▶ _Task to carry out_
Everything from the line holding "Extract the structured" to the end of the listing below should be copied exactly, line for line, minus the pictures.

++++ Data provided ++++

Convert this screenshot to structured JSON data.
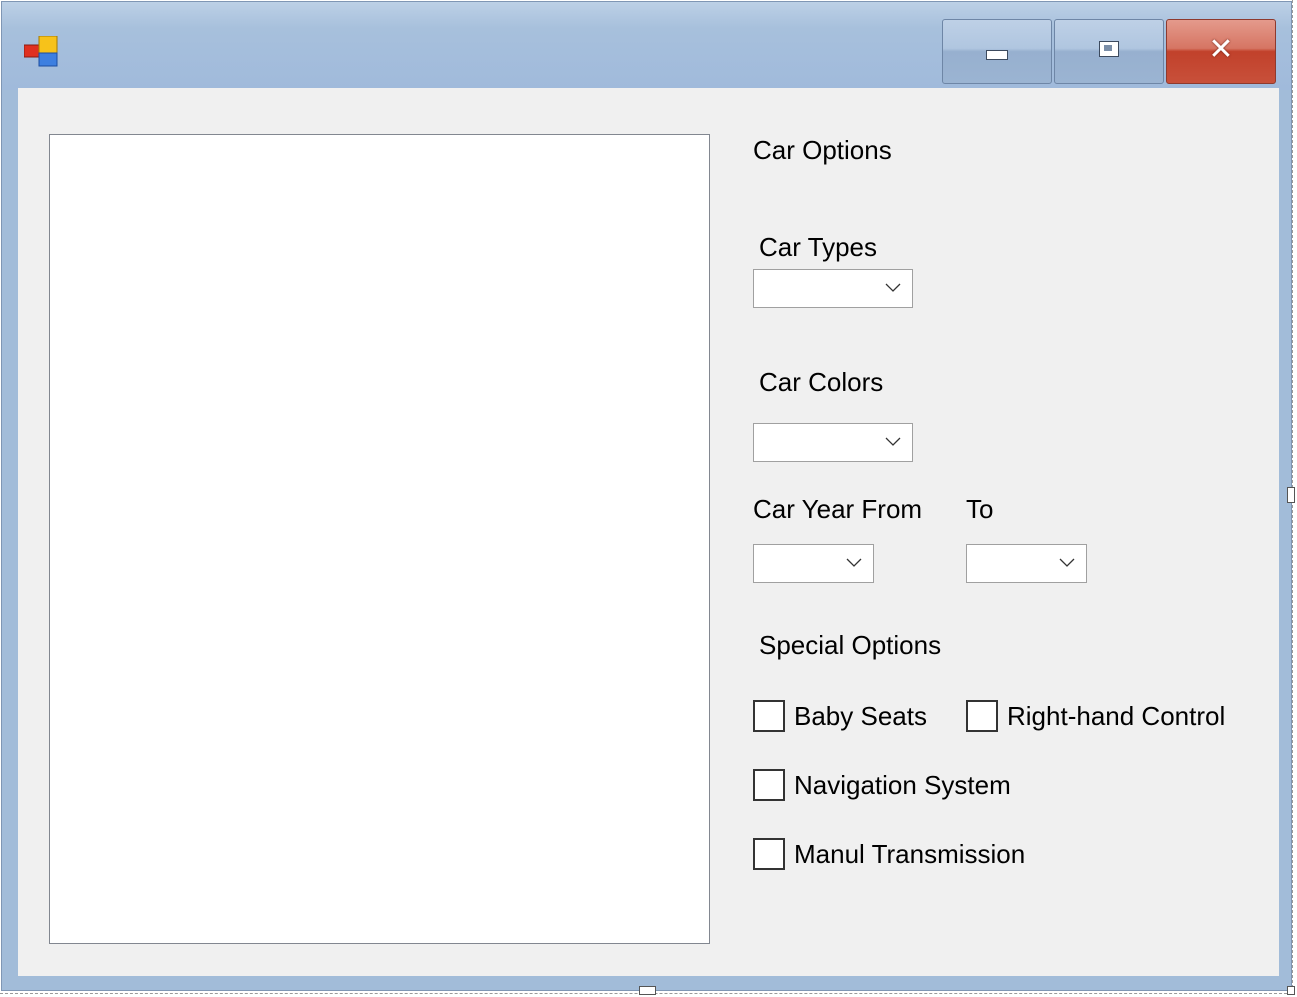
{
  "window": {
    "icon": "windows-forms-app-icon",
    "caption_buttons": {
      "minimize_icon": "minimize-icon",
      "maximize_icon": "maximize-icon",
      "close_icon": "close-icon",
      "close_glyph": "✕"
    },
    "colors": {
      "frame": "#a2bcd9",
      "client": "#f0f0f0",
      "close_button": "#c1412b"
    }
  },
  "form": {
    "section_title": "Car Options",
    "car_types": {
      "label": "Car Types",
      "selected": ""
    },
    "car_colors": {
      "label": "Car Colors",
      "selected": ""
    },
    "year_from": {
      "label": "Car Year From",
      "selected": ""
    },
    "year_to": {
      "label": "To",
      "selected": ""
    },
    "special_options": {
      "label": "Special Options",
      "items": [
        {
          "label": "Baby Seats",
          "checked": false
        },
        {
          "label": "Right-hand Control",
          "checked": false
        },
        {
          "label": "Navigation System",
          "checked": false
        },
        {
          "label": "Manul Transmission",
          "checked": false
        }
      ]
    },
    "results_list": {
      "items": []
    }
  }
}
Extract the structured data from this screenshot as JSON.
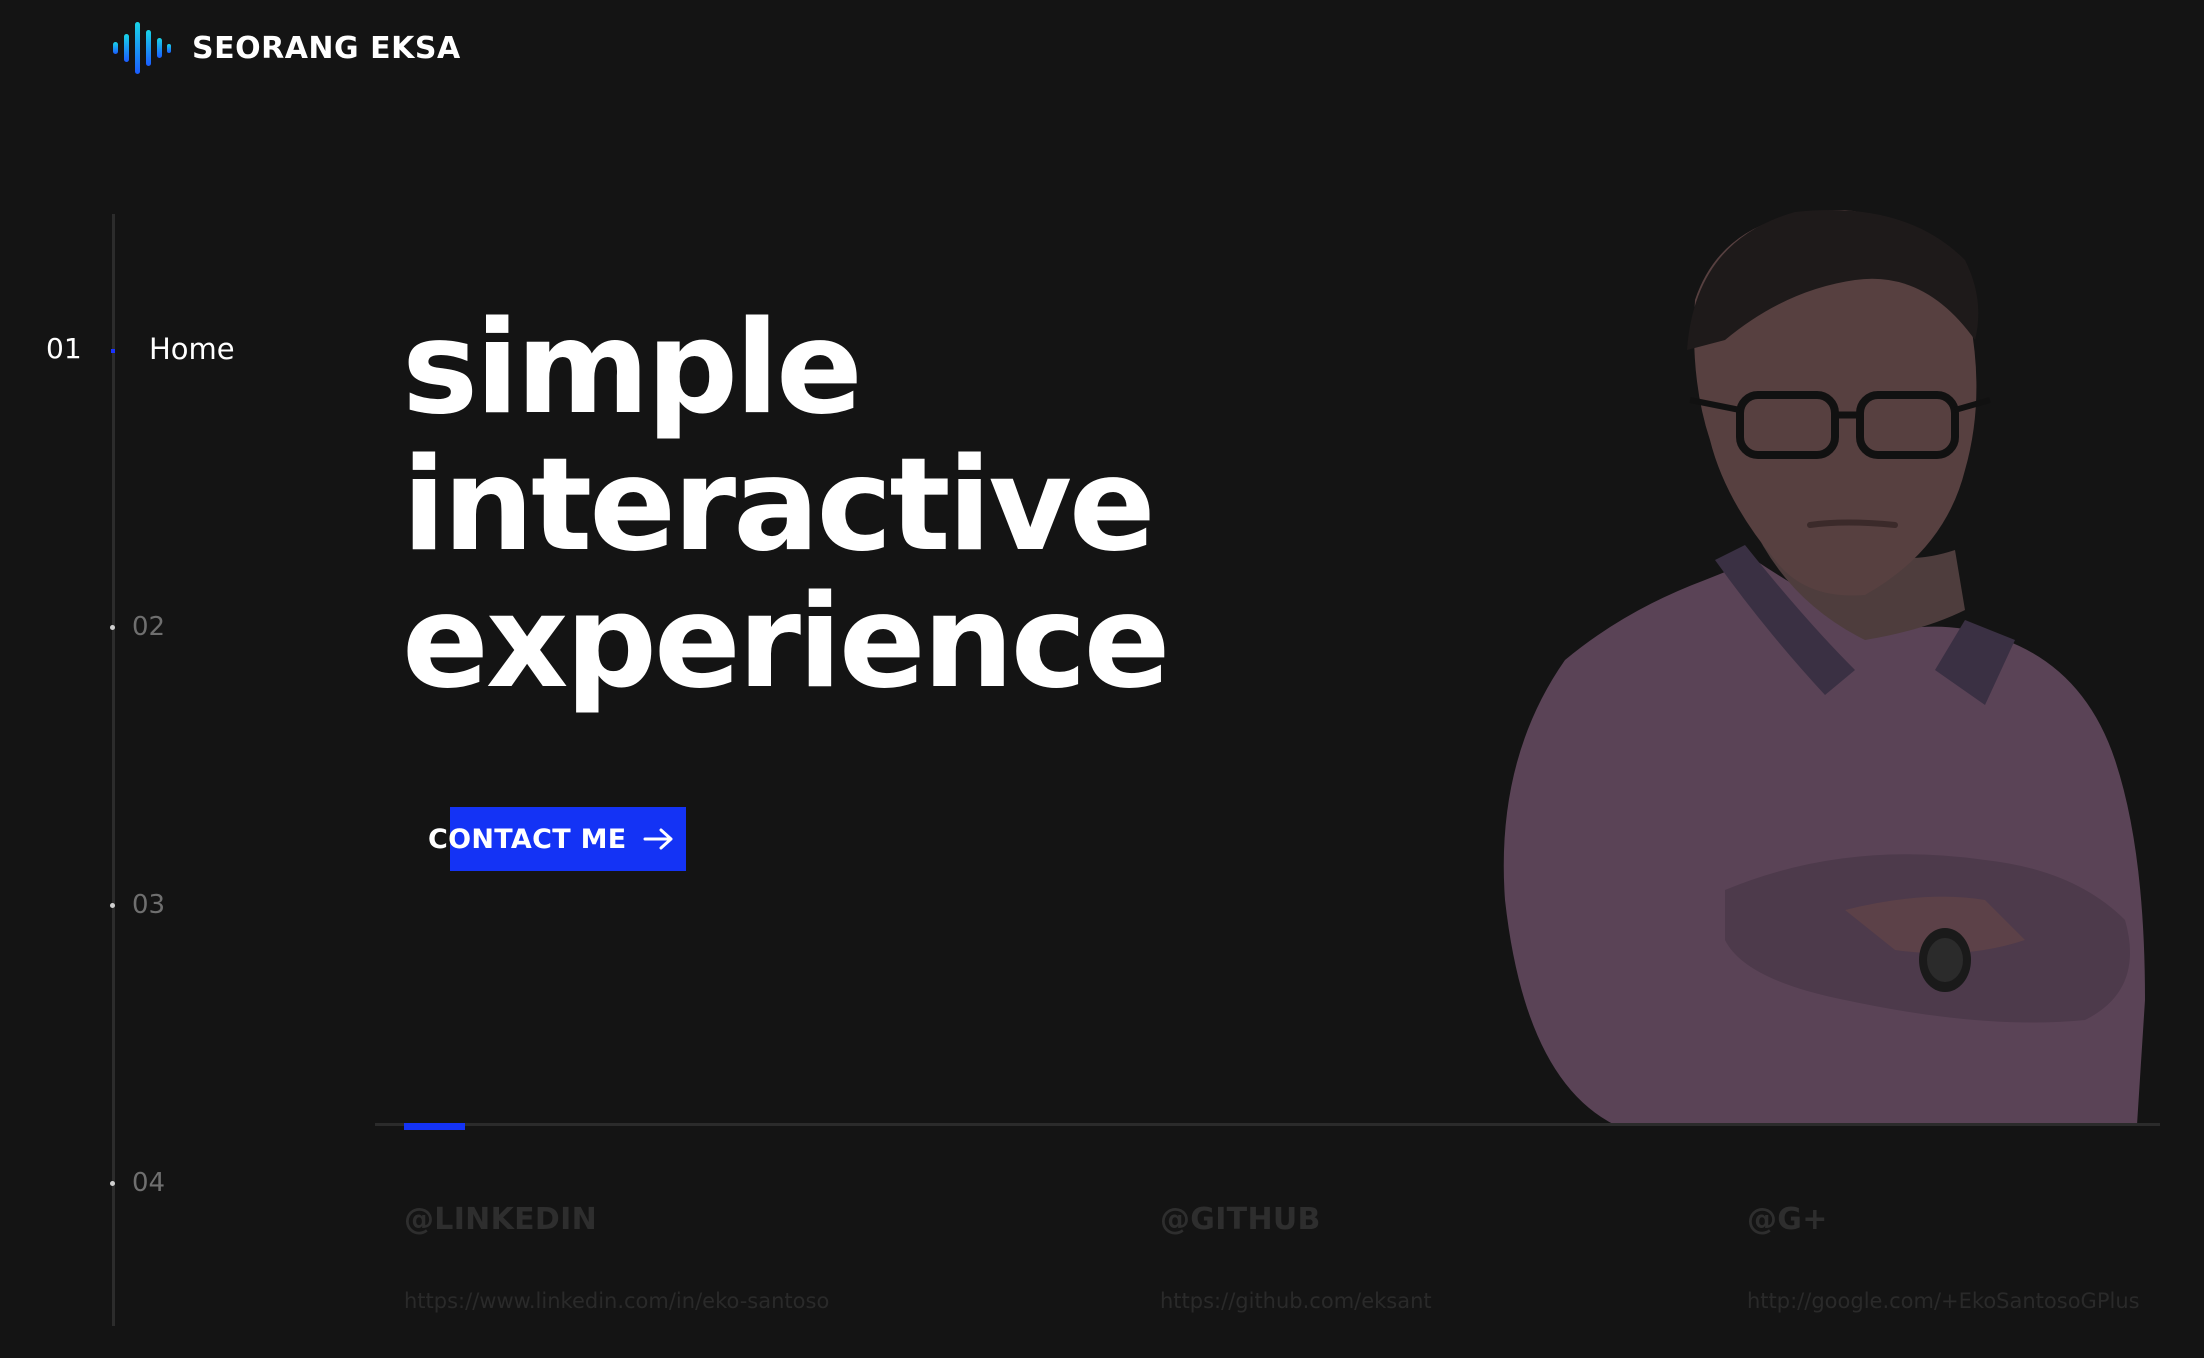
{
  "brand": {
    "name": "SEORANG EKSA",
    "logo_icon": "sound-wave-icon",
    "colors": {
      "cyan": "#19c6e0",
      "blue": "#1a5cff"
    }
  },
  "nav": {
    "active": {
      "number": "01",
      "label": "Home"
    },
    "items": [
      {
        "number": "02"
      },
      {
        "number": "03"
      },
      {
        "number": "04"
      }
    ]
  },
  "hero": {
    "lines": [
      "simple",
      "interactive",
      "experience"
    ]
  },
  "cta": {
    "label": "CONTACT ME",
    "icon": "arrow-right-icon",
    "color": "#1433f5"
  },
  "social": [
    {
      "title": "@LINKEDIN",
      "url": "https://www.linkedin.com/in/eko-santoso"
    },
    {
      "title": "@GITHUB",
      "url": "https://github.com/eksant"
    },
    {
      "title": "@G+",
      "url": "http://google.com/+EkoSantosoGPlus"
    }
  ],
  "colors": {
    "background": "#141414",
    "accent": "#1433f5"
  }
}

++++

▶ _Output of the exercise_
Extract the structured data from this screenshot as JSON.
{
  "brand": {
    "name": "SEORANG EKSA",
    "logo_icon": "sound-wave-icon",
    "colors": {
      "cyan": "#19c6e0",
      "blue": "#1a5cff"
    }
  },
  "nav": {
    "active": {
      "number": "01",
      "label": "Home"
    },
    "items": [
      {
        "number": "02"
      },
      {
        "number": "03"
      },
      {
        "number": "04"
      }
    ]
  },
  "hero": {
    "lines": [
      "simple",
      "interactive",
      "experience"
    ]
  },
  "cta": {
    "label": "CONTACT ME",
    "icon": "arrow-right-icon",
    "color": "#1433f5"
  },
  "social": [
    {
      "title": "@LINKEDIN",
      "url": "https://www.linkedin.com/in/eko-santoso"
    },
    {
      "title": "@GITHUB",
      "url": "https://github.com/eksant"
    },
    {
      "title": "@G+",
      "url": "http://google.com/+EkoSantosoGPlus"
    }
  ],
  "colors": {
    "background": "#141414",
    "accent": "#1433f5"
  }
}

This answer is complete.